• Task item: For this exercise, retype each line of the material below verbatim and omit any picture.

• Data supplied:
────────────────────────────────────────
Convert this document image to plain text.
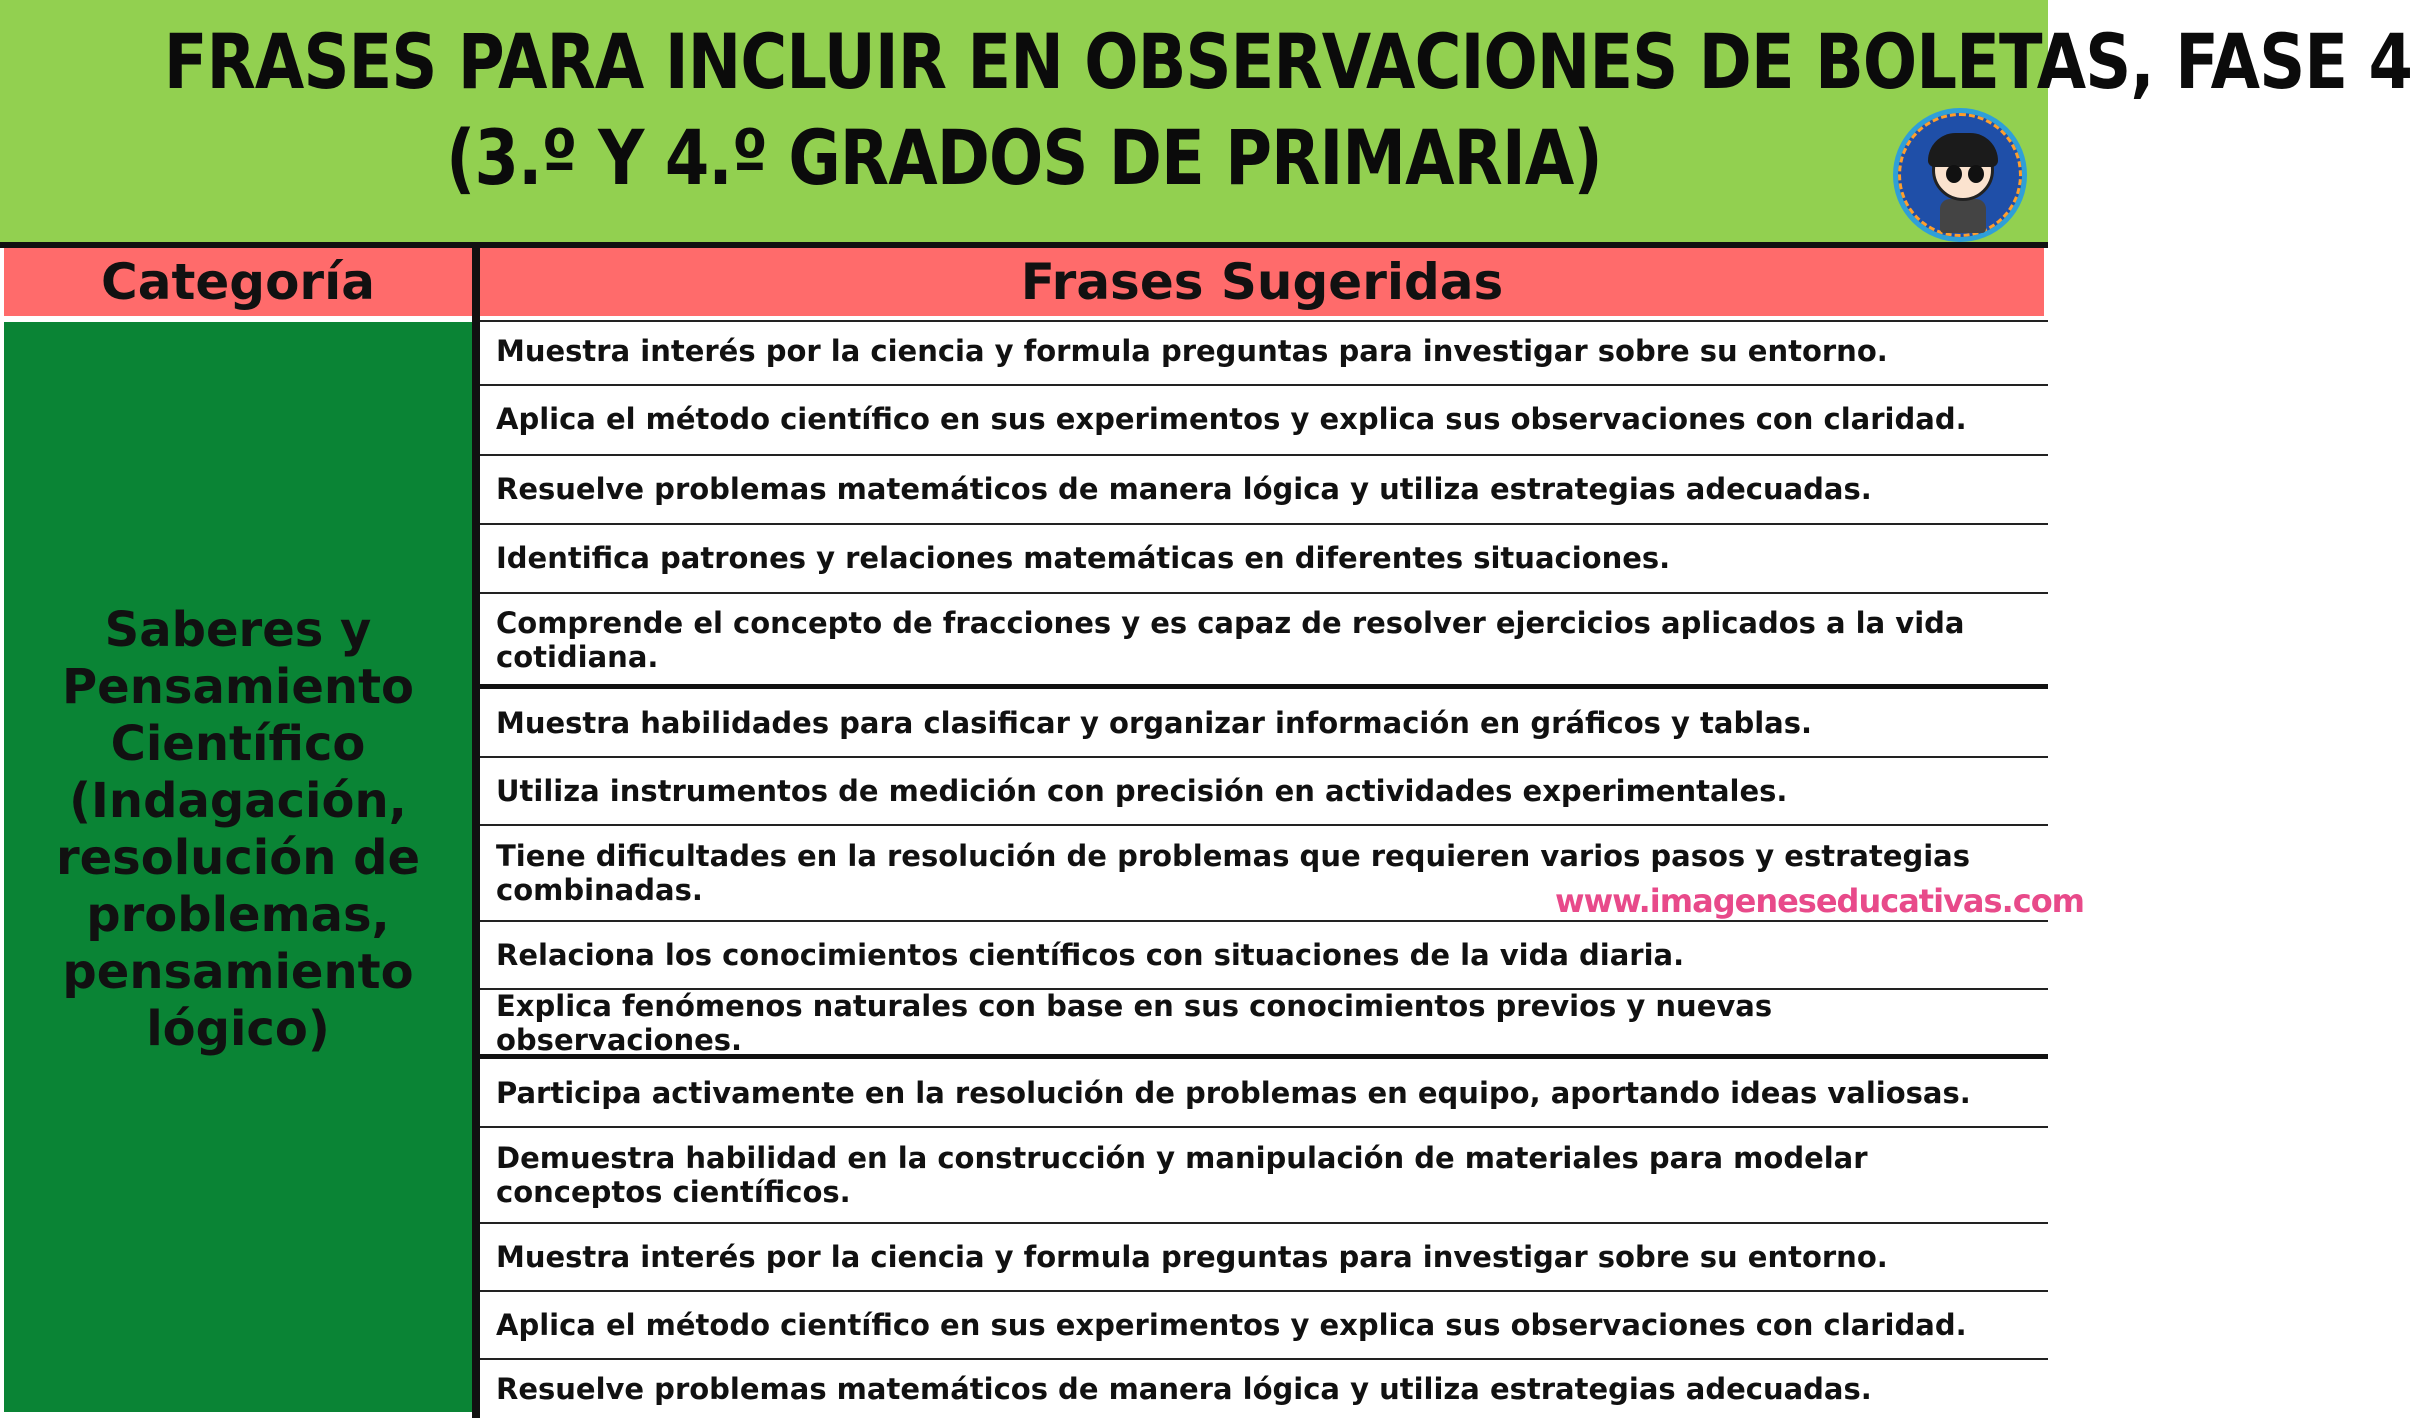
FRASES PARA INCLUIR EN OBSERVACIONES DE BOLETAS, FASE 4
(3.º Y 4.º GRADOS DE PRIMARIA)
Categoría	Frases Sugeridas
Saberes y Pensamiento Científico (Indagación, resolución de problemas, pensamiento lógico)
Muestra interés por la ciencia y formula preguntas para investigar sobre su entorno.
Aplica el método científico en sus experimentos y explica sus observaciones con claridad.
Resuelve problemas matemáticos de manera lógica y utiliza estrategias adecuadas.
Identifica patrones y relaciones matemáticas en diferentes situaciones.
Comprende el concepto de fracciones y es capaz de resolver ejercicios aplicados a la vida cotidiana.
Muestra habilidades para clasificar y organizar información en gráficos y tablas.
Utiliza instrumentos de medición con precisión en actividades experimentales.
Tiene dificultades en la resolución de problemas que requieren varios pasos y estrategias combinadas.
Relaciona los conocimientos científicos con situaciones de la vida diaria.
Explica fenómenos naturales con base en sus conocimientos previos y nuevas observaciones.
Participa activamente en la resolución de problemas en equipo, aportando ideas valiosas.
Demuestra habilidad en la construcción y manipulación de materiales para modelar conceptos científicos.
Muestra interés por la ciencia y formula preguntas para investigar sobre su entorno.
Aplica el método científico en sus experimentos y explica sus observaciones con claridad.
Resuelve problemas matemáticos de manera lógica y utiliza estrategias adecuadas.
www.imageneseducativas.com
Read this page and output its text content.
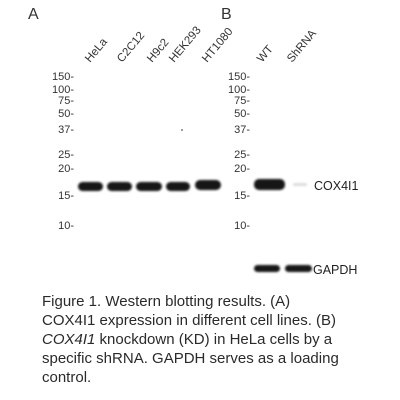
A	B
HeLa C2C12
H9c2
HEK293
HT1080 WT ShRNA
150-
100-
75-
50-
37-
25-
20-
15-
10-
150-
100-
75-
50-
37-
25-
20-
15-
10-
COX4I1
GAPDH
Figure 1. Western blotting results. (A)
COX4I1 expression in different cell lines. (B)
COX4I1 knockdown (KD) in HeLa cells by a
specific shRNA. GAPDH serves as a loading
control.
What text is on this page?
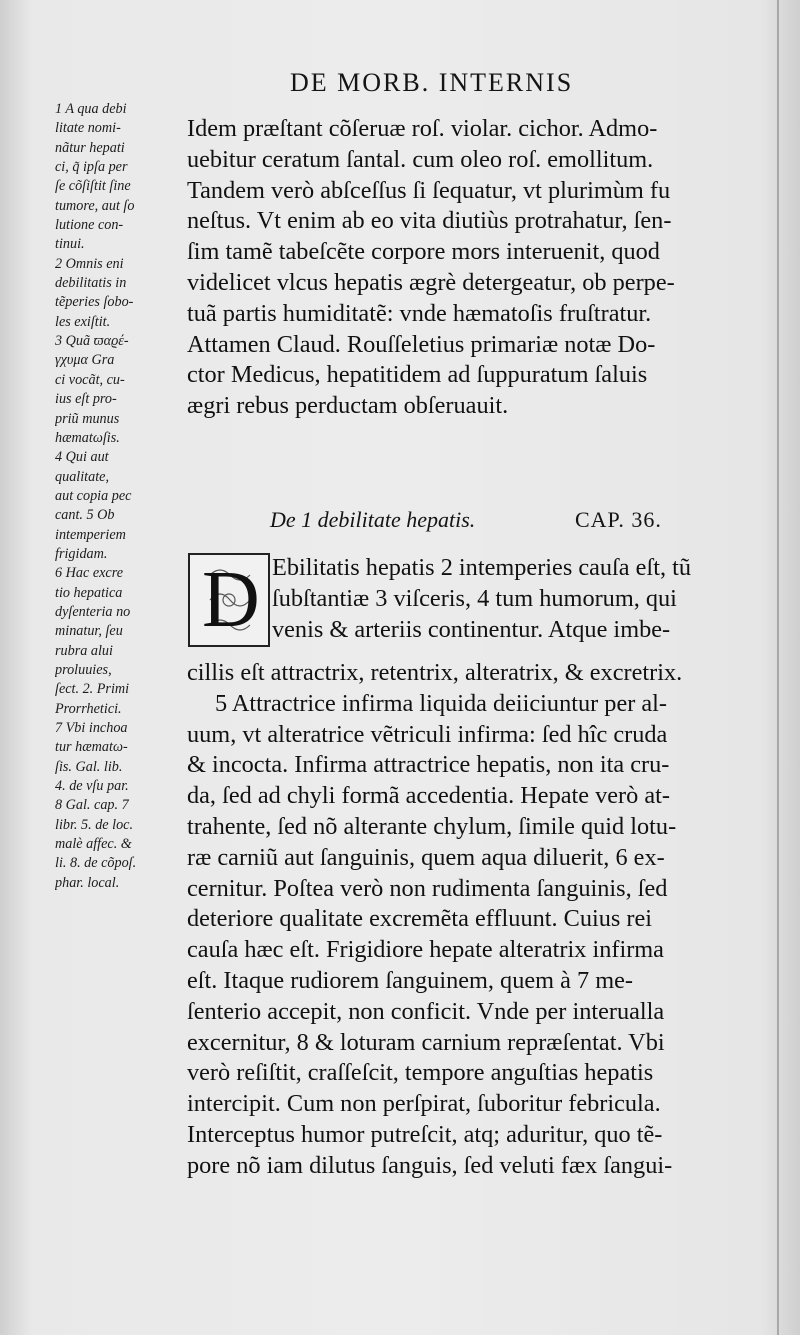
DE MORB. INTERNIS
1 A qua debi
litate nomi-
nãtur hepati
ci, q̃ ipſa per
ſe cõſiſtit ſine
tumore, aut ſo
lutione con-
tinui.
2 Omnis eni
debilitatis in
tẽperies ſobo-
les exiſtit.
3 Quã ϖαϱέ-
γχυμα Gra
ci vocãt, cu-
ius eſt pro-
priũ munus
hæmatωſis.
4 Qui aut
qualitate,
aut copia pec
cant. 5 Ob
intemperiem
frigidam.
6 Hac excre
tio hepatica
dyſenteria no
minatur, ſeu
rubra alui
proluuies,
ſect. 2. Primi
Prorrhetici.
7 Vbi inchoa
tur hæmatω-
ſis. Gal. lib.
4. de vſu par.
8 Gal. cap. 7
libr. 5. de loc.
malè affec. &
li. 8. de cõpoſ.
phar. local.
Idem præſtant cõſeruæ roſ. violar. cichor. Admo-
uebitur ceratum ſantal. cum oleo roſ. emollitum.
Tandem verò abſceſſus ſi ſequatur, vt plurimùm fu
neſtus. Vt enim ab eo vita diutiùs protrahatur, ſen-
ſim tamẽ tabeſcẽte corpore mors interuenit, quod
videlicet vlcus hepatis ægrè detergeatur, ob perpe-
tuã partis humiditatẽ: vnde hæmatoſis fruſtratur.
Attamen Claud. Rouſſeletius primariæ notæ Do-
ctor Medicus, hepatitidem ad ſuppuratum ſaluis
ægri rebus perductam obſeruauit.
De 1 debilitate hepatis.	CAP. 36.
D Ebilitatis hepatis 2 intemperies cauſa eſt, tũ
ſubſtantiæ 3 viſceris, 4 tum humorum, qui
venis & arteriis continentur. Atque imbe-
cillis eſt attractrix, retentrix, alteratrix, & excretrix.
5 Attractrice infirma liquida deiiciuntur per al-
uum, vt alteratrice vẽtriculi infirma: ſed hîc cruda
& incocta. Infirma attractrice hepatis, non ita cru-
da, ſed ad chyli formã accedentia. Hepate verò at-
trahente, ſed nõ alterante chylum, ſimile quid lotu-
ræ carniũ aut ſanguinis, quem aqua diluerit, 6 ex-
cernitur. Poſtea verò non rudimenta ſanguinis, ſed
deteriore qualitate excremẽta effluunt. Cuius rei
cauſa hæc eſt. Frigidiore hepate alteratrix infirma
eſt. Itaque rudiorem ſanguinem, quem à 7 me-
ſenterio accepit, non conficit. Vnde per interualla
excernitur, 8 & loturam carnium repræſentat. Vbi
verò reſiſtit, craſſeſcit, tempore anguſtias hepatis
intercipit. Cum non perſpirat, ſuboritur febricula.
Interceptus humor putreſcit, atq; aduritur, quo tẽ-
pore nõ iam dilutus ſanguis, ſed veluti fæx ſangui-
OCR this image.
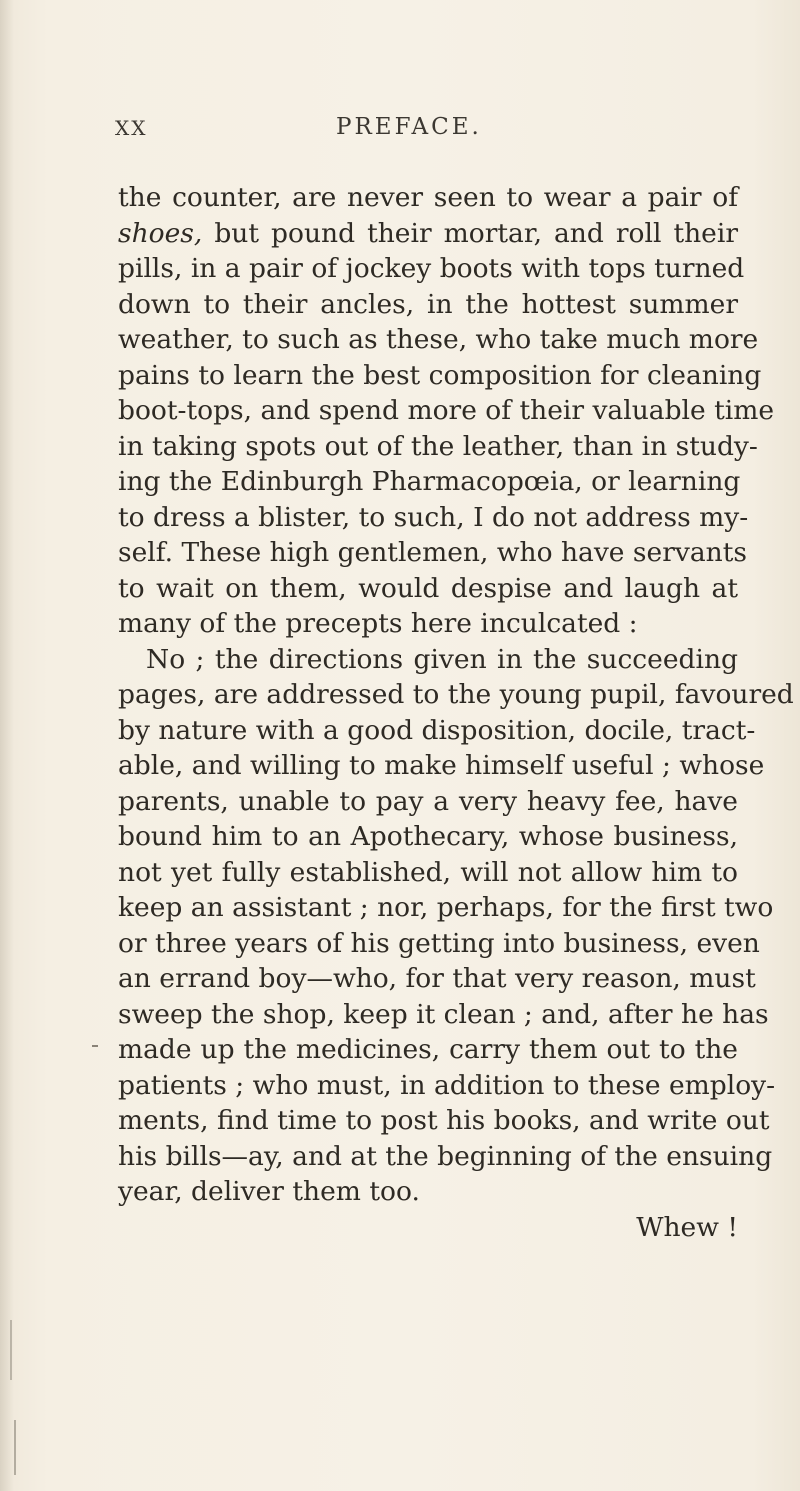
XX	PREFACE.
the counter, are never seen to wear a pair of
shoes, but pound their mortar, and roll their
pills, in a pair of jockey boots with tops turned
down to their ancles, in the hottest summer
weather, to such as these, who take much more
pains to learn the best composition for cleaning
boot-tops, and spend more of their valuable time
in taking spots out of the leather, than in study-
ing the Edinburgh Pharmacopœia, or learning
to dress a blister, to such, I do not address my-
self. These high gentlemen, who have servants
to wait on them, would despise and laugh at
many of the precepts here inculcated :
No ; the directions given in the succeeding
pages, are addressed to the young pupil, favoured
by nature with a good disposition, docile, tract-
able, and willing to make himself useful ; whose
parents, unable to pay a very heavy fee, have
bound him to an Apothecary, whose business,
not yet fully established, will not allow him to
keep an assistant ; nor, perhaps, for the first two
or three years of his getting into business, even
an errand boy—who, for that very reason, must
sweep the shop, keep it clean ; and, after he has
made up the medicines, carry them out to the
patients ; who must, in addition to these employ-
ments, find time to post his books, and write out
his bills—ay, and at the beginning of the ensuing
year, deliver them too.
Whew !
────────────────────────────────────────
• Expected answer:
Convert this document image to plain text.
FRASES PARA INCLUIR EN OBSERVACIONES DE BOLETAS, FASE 4
(3.º Y 4.º GRADOS DE PRIMARIA)
Categoría	Frases Sugeridas
Saberes y Pensamiento Científico (Indagación, resolución de problemas, pensamiento lógico)
Muestra interés por la ciencia y formula preguntas para investigar sobre su entorno.
Aplica el método científico en sus experimentos y explica sus observaciones con claridad.
Resuelve problemas matemáticos de manera lógica y utiliza estrategias adecuadas.
Identifica patrones y relaciones matemáticas en diferentes situaciones.
Comprende el concepto de fracciones y es capaz de resolver ejercicios aplicados a la vida cotidiana.
Muestra habilidades para clasificar y organizar información en gráficos y tablas.
Utiliza instrumentos de medición con precisión en actividades experimentales.
Tiene dificultades en la resolución de problemas que requieren varios pasos y estrategias combinadas.
Relaciona los conocimientos científicos con situaciones de la vida diaria.
Explica fenómenos naturales con base en sus conocimientos previos y nuevas observaciones.
Participa activamente en la resolución de problemas en equipo, aportando ideas valiosas.
Demuestra habilidad en la construcción y manipulación de materiales para modelar conceptos científicos.
Muestra interés por la ciencia y formula preguntas para investigar sobre su entorno.
Aplica el método científico en sus experimentos y explica sus observaciones con claridad.
Resuelve problemas matemáticos de manera lógica y utiliza estrategias adecuadas.
www.imageneseducativas.com
Read this page and output its text content.
A	B
HeLa C2C12
H9c2
HEK293
HT1080 WT ShRNA
150-
100-
75-
50-
37-
25-
20-
15-
10-
150-
100-
75-
50-
37-
25-
20-
15-
10-
COX4I1
GAPDH
Figure 1. Western blotting results. (A)
COX4I1 expression in different cell lines. (B)
COX4I1 knockdown (KD) in HeLa cells by a
specific shRNA. GAPDH serves as a loading
control.
What text is on this page?
DE MORB. INTERNIS
1 A qua debi
litate nomi-
nãtur hepati
ci, q̃ ipſa per
ſe cõſiſtit ſine
tumore, aut ſo
lutione con-
tinui.
2 Omnis eni
debilitatis in
tẽperies ſobo-
les exiſtit.
3 Quã ϖαϱέ-
γχυμα Gra
ci vocãt, cu-
ius eſt pro-
priũ munus
hæmatωſis.
4 Qui aut
qualitate,
aut copia pec
cant. 5 Ob
intemperiem
frigidam.
6 Hac excre
tio hepatica
dyſenteria no
minatur, ſeu
rubra alui
proluuies,
ſect. 2. Primi
Prorrhetici.
7 Vbi inchoa
tur hæmatω-
ſis. Gal. lib.
4. de vſu par.
8 Gal. cap. 7
libr. 5. de loc.
malè affec. &
li. 8. de cõpoſ.
phar. local.
Idem præſtant cõſeruæ roſ. violar. cichor. Admo-
uebitur ceratum ſantal. cum oleo roſ. emollitum.
Tandem verò abſceſſus ſi ſequatur, vt plurimùm fu
neſtus. Vt enim ab eo vita diutiùs protrahatur, ſen-
ſim tamẽ tabeſcẽte corpore mors interuenit, quod
videlicet vlcus hepatis ægrè detergeatur, ob perpe-
tuã partis humiditatẽ: vnde hæmatoſis fruſtratur.
Attamen Claud. Rouſſeletius primariæ notæ Do-
ctor Medicus, hepatitidem ad ſuppuratum ſaluis
ægri rebus perductam obſeruauit.
De 1 debilitate hepatis.	CAP. 36.
D Ebilitatis hepatis 2 intemperies cauſa eſt, tũ
ſubſtantiæ 3 viſceris, 4 tum humorum, qui
venis & arteriis continentur. Atque imbe-
cillis eſt attractrix, retentrix, alteratrix, & excretrix.
5 Attractrice infirma liquida deiiciuntur per al-
uum, vt alteratrice vẽtriculi infirma: ſed hîc cruda
& incocta. Infirma attractrice hepatis, non ita cru-
da, ſed ad chyli formã accedentia. Hepate verò at-
trahente, ſed nõ alterante chylum, ſimile quid lotu-
ræ carniũ aut ſanguinis, quem aqua diluerit, 6 ex-
cernitur. Poſtea verò non rudimenta ſanguinis, ſed
deteriore qualitate excremẽta effluunt. Cuius rei
cauſa hæc eſt. Frigidiore hepate alteratrix infirma
eſt. Itaque rudiorem ſanguinem, quem à 7 me-
ſenterio accepit, non conficit. Vnde per interualla
excernitur, 8 & loturam carnium repræſentat. Vbi
verò reſiſtit, craſſeſcit, tempore anguſtias hepatis
intercipit. Cum non perſpirat, ſuboritur febricula.
Interceptus humor putreſcit, atq; aduritur, quo tẽ-
pore nõ iam dilutus ſanguis, ſed veluti fæx ſangui-
OCR this image.
XX	PREFACE.
the counter, are never seen to wear a pair of
shoes, but pound their mortar, and roll their
pills, in a pair of jockey boots with tops turned
down to their ancles, in the hottest summer
weather, to such as these, who take much more
pains to learn the best composition for cleaning
boot-tops, and spend more of their valuable time
in taking spots out of the leather, than in study-
ing the Edinburgh Pharmacopœia, or learning
to dress a blister, to such, I do not address my-
self. These high gentlemen, who have servants
to wait on them, would despise and laugh at
many of the precepts here inculcated :
No ; the directions given in the succeeding
pages, are addressed to the young pupil, favoured
by nature with a good disposition, docile, tract-
able, and willing to make himself useful ; whose
parents, unable to pay a very heavy fee, have
bound him to an Apothecary, whose business,
not yet fully established, will not allow him to
keep an assistant ; nor, perhaps, for the first two
or three years of his getting into business, even
an errand boy—who, for that very reason, must
sweep the shop, keep it clean ; and, after he has
made up the medicines, carry them out to the
patients ; who must, in addition to these employ-
ments, find time to post his books, and write out
his bills—ay, and at the beginning of the ensuing
year, deliver them too.
Whew !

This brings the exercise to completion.